| DATA TO PROCESS |

§ §

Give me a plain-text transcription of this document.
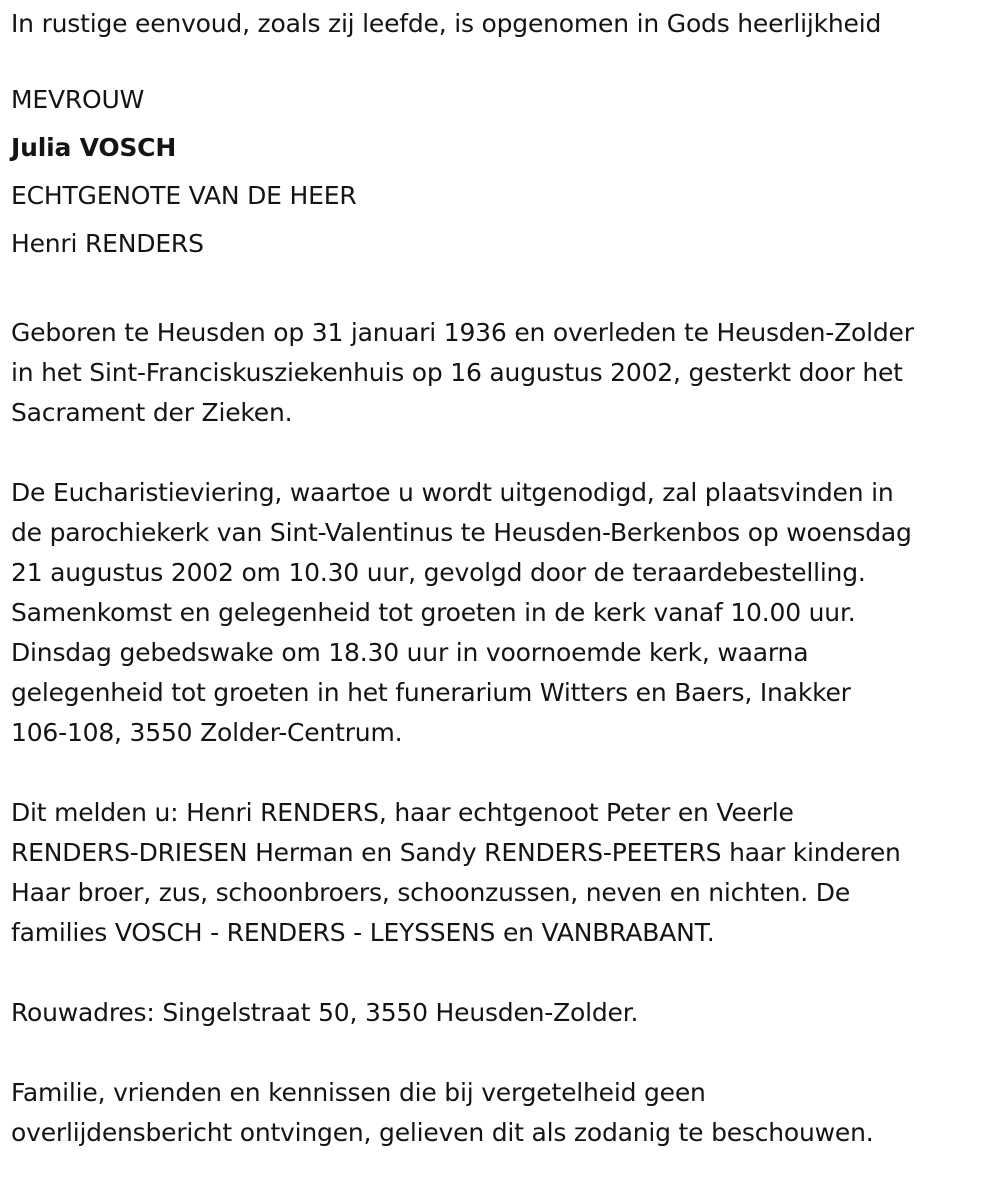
In rustige eenvoud, zoals zij leefde, is opgenomen in Gods heerlijkheid
MEVROUW
Julia VOSCH
ECHTGENOTE VAN DE HEER
Henri RENDERS
Geboren te Heusden op 31 januari 1936 en overleden te Heusden-Zolder
in het Sint-Franciskusziekenhuis op 16 augustus 2002, gesterkt door het
Sacrament der Zieken.
De Eucharistieviering, waartoe u wordt uitgenodigd, zal plaatsvinden in
de parochiekerk van Sint-Valentinus te Heusden-Berkenbos op woensdag
21 augustus 2002 om 10.30 uur, gevolgd door de teraardebestelling.
Samenkomst en gelegenheid tot groeten in de kerk vanaf 10.00 uur.
Dinsdag gebedswake om 18.30 uur in voornoemde kerk, waarna
gelegenheid tot groeten in het funerarium Witters en Baers, Inakker
106-108, 3550 Zolder-Centrum.
Dit melden u: Henri RENDERS, haar echtgenoot Peter en Veerle
RENDERS-DRIESEN Herman en Sandy RENDERS-PEETERS haar kinderen
Haar broer, zus, schoonbroers, schoonzussen, neven en nichten. De
families VOSCH - RENDERS - LEYSSENS en VANBRABANT.
Rouwadres: Singelstraat 50, 3550 Heusden-Zolder.
Familie, vrienden en kennissen die bij vergetelheid geen
overlijdensbericht ontvingen, gelieven dit als zodanig te beschouwen.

§ §

| WHAT THIS TASK INVOLVES |
Among the records above, find the lines that contain "augustus" and copy every one.

| YOUR RESPONSE |
in het Sint-Franciskusziekenhuis op 16 augustus 2002, gesterkt door het
21 augustus 2002 om 10.30 uur, gevolgd door de teraardebestelling.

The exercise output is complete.